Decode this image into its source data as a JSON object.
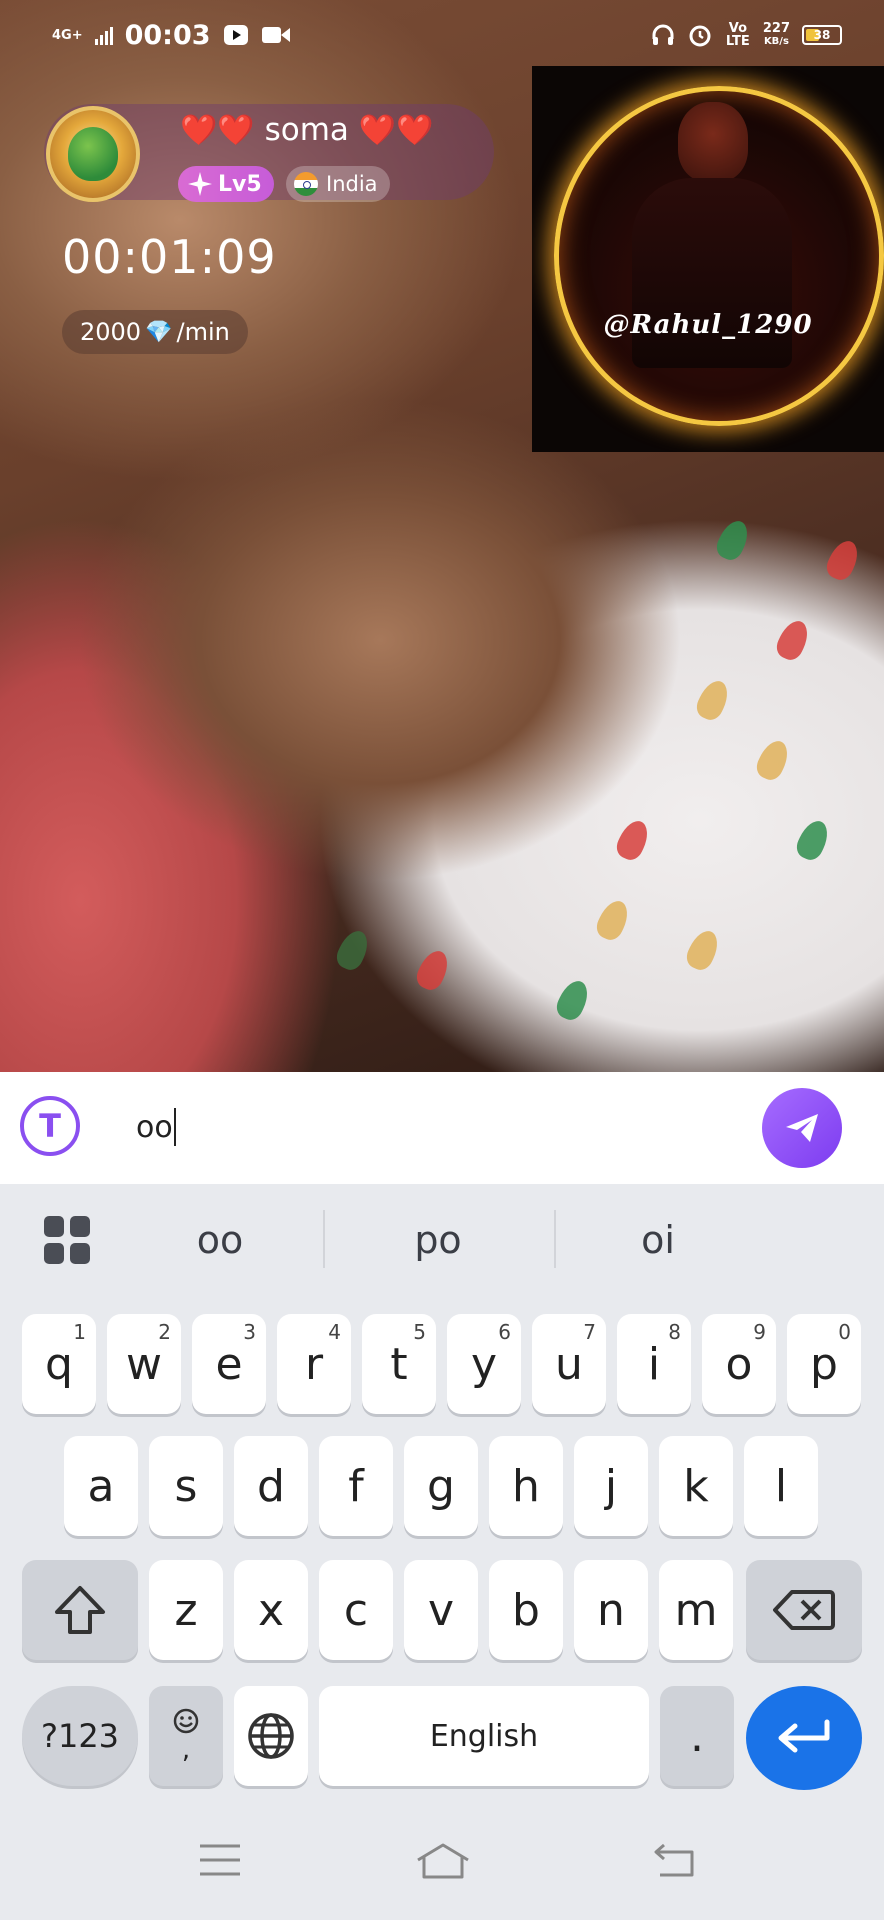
{
  "status_bar": {
    "network": "4G+",
    "time": "00:03",
    "volte": "Vo LTE",
    "speed": "227",
    "speed_unit": "KB/s",
    "battery": "38"
  },
  "host": {
    "hearts_left": "❤️❤️",
    "name": "soma",
    "hearts_right": "❤️❤️",
    "level": "Lv5",
    "country": "India",
    "timer": "00:01:09",
    "rate_amount": "2000",
    "rate_unit": "/min"
  },
  "pip": {
    "handle": "@Rahul_1290"
  },
  "composer": {
    "value": "oo",
    "icon_letter": "T"
  },
  "keyboard": {
    "suggestions": [
      "oo",
      "po",
      "oi"
    ],
    "row1": [
      {
        "k": "q",
        "h": "1"
      },
      {
        "k": "w",
        "h": "2"
      },
      {
        "k": "e",
        "h": "3"
      },
      {
        "k": "r",
        "h": "4"
      },
      {
        "k": "t",
        "h": "5"
      },
      {
        "k": "y",
        "h": "6"
      },
      {
        "k": "u",
        "h": "7"
      },
      {
        "k": "i",
        "h": "8"
      },
      {
        "k": "o",
        "h": "9"
      },
      {
        "k": "p",
        "h": "0"
      }
    ],
    "row2": [
      "a",
      "s",
      "d",
      "f",
      "g",
      "h",
      "j",
      "k",
      "l"
    ],
    "row3": [
      "z",
      "x",
      "c",
      "v",
      "b",
      "n",
      "m"
    ],
    "symbols_label": "?123",
    "emoji_comma": ",",
    "space_label": "English",
    "period_label": "."
  },
  "icons": {
    "send": "send-icon",
    "shift": "shift-icon",
    "backspace": "backspace-icon",
    "globe": "globe-icon",
    "enter": "enter-icon",
    "menu": "menu-icon",
    "home": "home-icon",
    "back": "back-icon"
  },
  "colors": {
    "accent_purple": "#8a4ff0",
    "enter_blue": "#1a73e8",
    "level_badge": "#d96bd3"
  }
}
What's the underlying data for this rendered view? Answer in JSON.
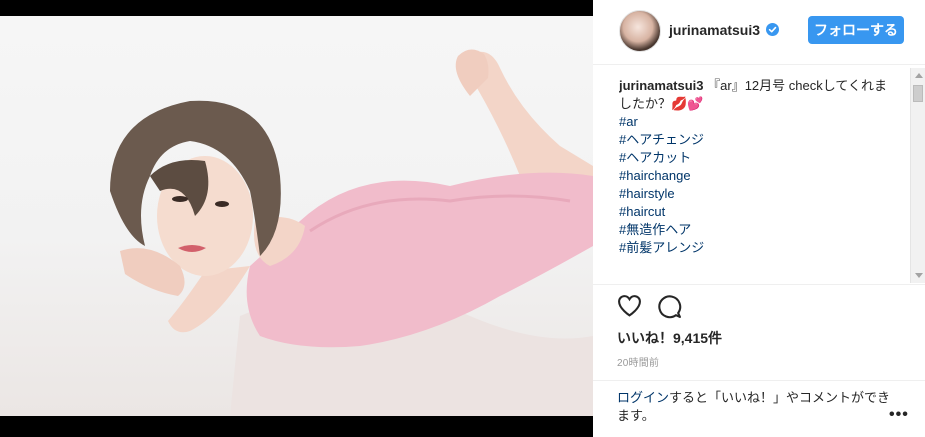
{
  "post": {
    "username": "jurinamatsui3",
    "follow_label": "フォローする",
    "caption_user": "jurinamatsui3",
    "caption_text": " 『ar』12月号 checkしてくれましたか？💋💕",
    "hashtags": [
      "#ar",
      "#ヘアチェンジ",
      "#ヘアカット",
      "#hairchange",
      "#hairstyle",
      "#haircut",
      "#無造作ヘア",
      "#前髪アレンジ"
    ],
    "likes": "いいね！9,415件",
    "time": "20時間前",
    "login_link": "ログイン",
    "login_text": "すると「いいね！」やコメントができます。",
    "more_label": "•••"
  },
  "icons": {
    "verified": "verified-badge-icon",
    "like": "heart-icon",
    "comment": "comment-icon"
  },
  "colors": {
    "accent": "#3897f0",
    "hashtag": "#003569",
    "text": "#262626"
  }
}
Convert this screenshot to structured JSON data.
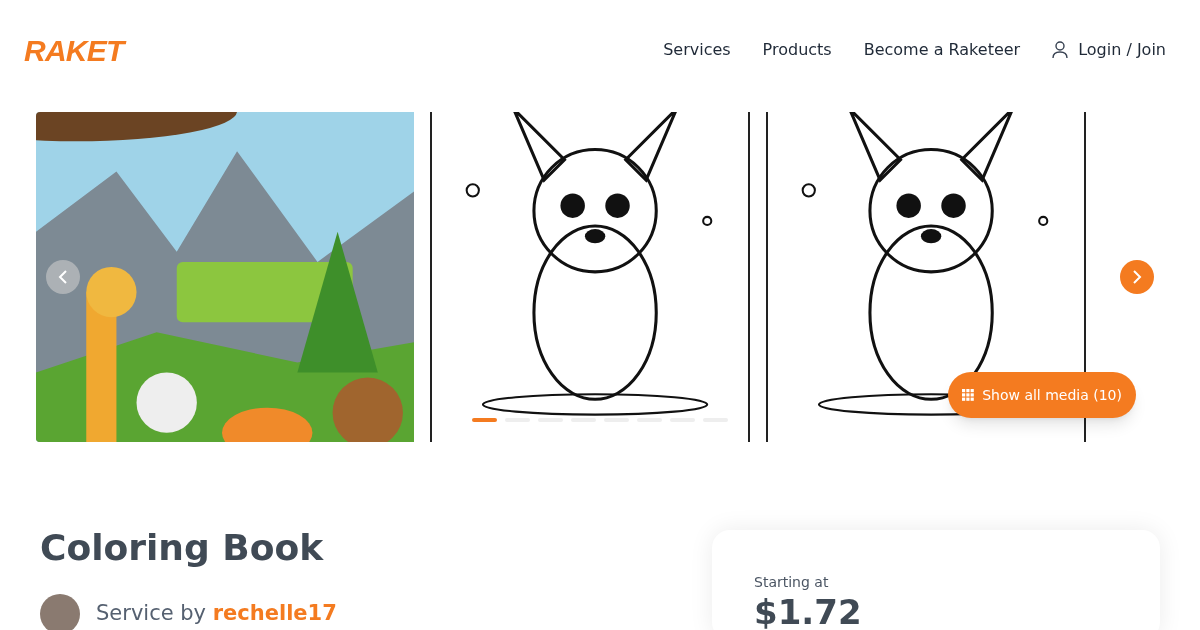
{
  "header": {
    "logo": "RAKET",
    "nav": [
      {
        "label": "Services",
        "kind": "link"
      },
      {
        "label": "Products",
        "kind": "link"
      },
      {
        "label": "Become a Raketeer",
        "kind": "link"
      },
      {
        "label": "Login / Join",
        "kind": "login"
      }
    ]
  },
  "carousel": {
    "prev": {
      "disabled": true
    },
    "next": {
      "disabled": false
    },
    "dots": [
      {
        "selected": true
      },
      {
        "selected": false
      },
      {
        "selected": false
      },
      {
        "selected": false
      },
      {
        "selected": false
      },
      {
        "selected": false
      },
      {
        "selected": false
      },
      {
        "selected": false
      }
    ],
    "show_all": "Show all media (10)"
  },
  "listing": {
    "title": "Coloring Book",
    "service_by": "Service by",
    "seller": "rechelle17"
  },
  "price": {
    "label": "Starting at",
    "value": "$1.72"
  }
}
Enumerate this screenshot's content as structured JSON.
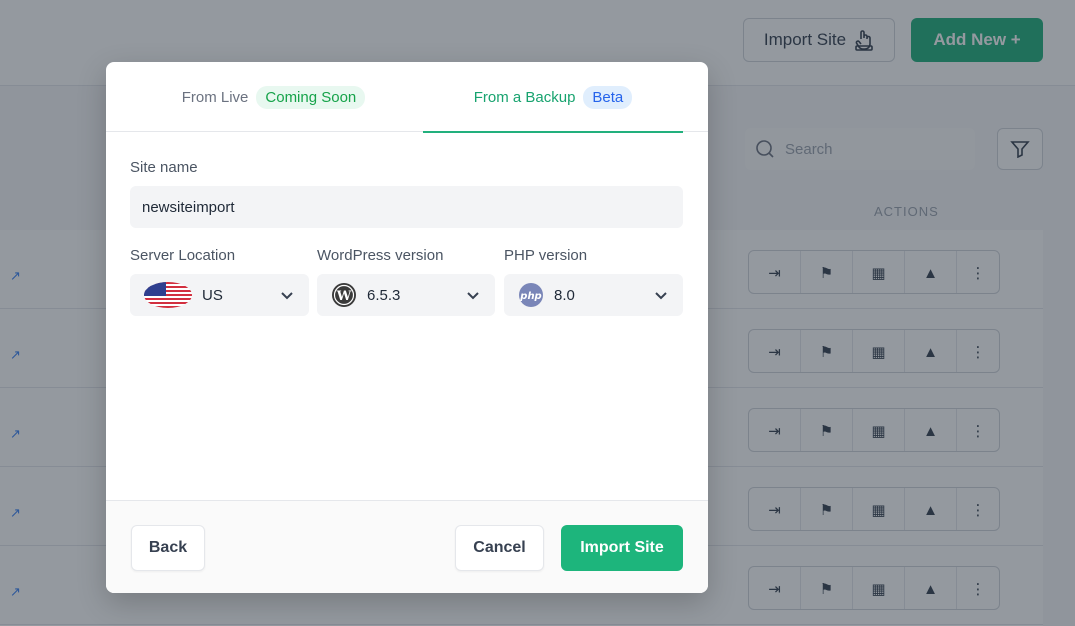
{
  "background": {
    "header": {
      "import_site_label": "Import Site",
      "add_new_label": "Add New +"
    },
    "search_placeholder": "Search",
    "actions_column_header": "ACTIONS",
    "row_count": 5
  },
  "modal": {
    "tabs": [
      {
        "label": "From Live",
        "badge": "Coming Soon",
        "active": false
      },
      {
        "label": "From a Backup",
        "badge": "Beta",
        "active": true
      }
    ],
    "site_name": {
      "label": "Site name",
      "value": "newsiteimport"
    },
    "server_location": {
      "label": "Server Location",
      "value": "US",
      "icon": "us-flag-icon"
    },
    "wordpress_version": {
      "label": "WordPress version",
      "value": "6.5.3",
      "icon": "wordpress-icon"
    },
    "php_version": {
      "label": "PHP version",
      "value": "8.0",
      "icon": "php-icon"
    },
    "footer": {
      "back_label": "Back",
      "cancel_label": "Cancel",
      "import_label": "Import Site"
    }
  },
  "colors": {
    "accent_green": "#1db57c",
    "beta_badge": "#2563eb",
    "coming_soon_badge": "#16a34a"
  }
}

+++++

- [Requirement] Restate every record exactly, please; do not copy the pictures.

- [Task solution]
Decode this image into its source data as a JSON object.
{
  "status_bar": {
    "network": "4G+",
    "time": "00:03",
    "volte": "Vo LTE",
    "speed": "227",
    "speed_unit": "KB/s",
    "battery": "38"
  },
  "host": {
    "hearts_left": "❤️❤️",
    "name": "soma",
    "hearts_right": "❤️❤️",
    "level": "Lv5",
    "country": "India",
    "timer": "00:01:09",
    "rate_amount": "2000",
    "rate_unit": "/min"
  },
  "pip": {
    "handle": "@Rahul_1290"
  },
  "composer": {
    "value": "oo",
    "icon_letter": "T"
  },
  "keyboard": {
    "suggestions": [
      "oo",
      "po",
      "oi"
    ],
    "row1": [
      {
        "k": "q",
        "h": "1"
      },
      {
        "k": "w",
        "h": "2"
      },
      {
        "k": "e",
        "h": "3"
      },
      {
        "k": "r",
        "h": "4"
      },
      {
        "k": "t",
        "h": "5"
      },
      {
        "k": "y",
        "h": "6"
      },
      {
        "k": "u",
        "h": "7"
      },
      {
        "k": "i",
        "h": "8"
      },
      {
        "k": "o",
        "h": "9"
      },
      {
        "k": "p",
        "h": "0"
      }
    ],
    "row2": [
      "a",
      "s",
      "d",
      "f",
      "g",
      "h",
      "j",
      "k",
      "l"
    ],
    "row3": [
      "z",
      "x",
      "c",
      "v",
      "b",
      "n",
      "m"
    ],
    "symbols_label": "?123",
    "emoji_comma": ",",
    "space_label": "English",
    "period_label": "."
  },
  "icons": {
    "send": "send-icon",
    "shift": "shift-icon",
    "backspace": "backspace-icon",
    "globe": "globe-icon",
    "enter": "enter-icon",
    "menu": "menu-icon",
    "home": "home-icon",
    "back": "back-icon"
  },
  "colors": {
    "accent_purple": "#8a4ff0",
    "enter_blue": "#1a73e8",
    "level_badge": "#d96bd3"
  }
}
What's the underlying data for this rendered view? Answer in JSON.
{
  "post": {
    "username": "jurinamatsui3",
    "follow_label": "フォローする",
    "caption_user": "jurinamatsui3",
    "caption_text": " 『ar』12月号 checkしてくれましたか？💋💕",
    "hashtags": [
      "#ar",
      "#ヘアチェンジ",
      "#ヘアカット",
      "#hairchange",
      "#hairstyle",
      "#haircut",
      "#無造作ヘア",
      "#前髪アレンジ"
    ],
    "likes": "いいね！9,415件",
    "time": "20時間前",
    "login_link": "ログイン",
    "login_text": "すると「いいね！」やコメントができます。",
    "more_label": "•••"
  },
  "icons": {
    "verified": "verified-badge-icon",
    "like": "heart-icon",
    "comment": "comment-icon"
  },
  "colors": {
    "accent": "#3897f0",
    "hashtag": "#003569",
    "text": "#262626"
  }
}
Convert this screenshot to structured JSON data.
{
  "header": {
    "logo": "RAKET",
    "nav": [
      {
        "label": "Services",
        "kind": "link"
      },
      {
        "label": "Products",
        "kind": "link"
      },
      {
        "label": "Become a Raketeer",
        "kind": "link"
      },
      {
        "label": "Login / Join",
        "kind": "login"
      }
    ]
  },
  "carousel": {
    "prev": {
      "disabled": true
    },
    "next": {
      "disabled": false
    },
    "dots": [
      {
        "selected": true
      },
      {
        "selected": false
      },
      {
        "selected": false
      },
      {
        "selected": false
      },
      {
        "selected": false
      },
      {
        "selected": false
      },
      {
        "selected": false
      },
      {
        "selected": false
      }
    ],
    "show_all": "Show all media (10)"
  },
  "listing": {
    "title": "Coloring Book",
    "service_by": "Service by",
    "seller": "rechelle17"
  },
  "price": {
    "label": "Starting at",
    "value": "$1.72"
  }
}
Enumerate this screenshot's content as structured JSON.
{
  "background": {
    "header": {
      "import_site_label": "Import Site",
      "add_new_label": "Add New +"
    },
    "search_placeholder": "Search",
    "actions_column_header": "ACTIONS",
    "row_count": 5
  },
  "modal": {
    "tabs": [
      {
        "label": "From Live",
        "badge": "Coming Soon",
        "active": false
      },
      {
        "label": "From a Backup",
        "badge": "Beta",
        "active": true
      }
    ],
    "site_name": {
      "label": "Site name",
      "value": "newsiteimport"
    },
    "server_location": {
      "label": "Server Location",
      "value": "US",
      "icon": "us-flag-icon"
    },
    "wordpress_version": {
      "label": "WordPress version",
      "value": "6.5.3",
      "icon": "wordpress-icon"
    },
    "php_version": {
      "label": "PHP version",
      "value": "8.0",
      "icon": "php-icon"
    },
    "footer": {
      "back_label": "Back",
      "cancel_label": "Cancel",
      "import_label": "Import Site"
    }
  },
  "colors": {
    "accent_green": "#1db57c",
    "beta_badge": "#2563eb",
    "coming_soon_badge": "#16a34a"
  }
}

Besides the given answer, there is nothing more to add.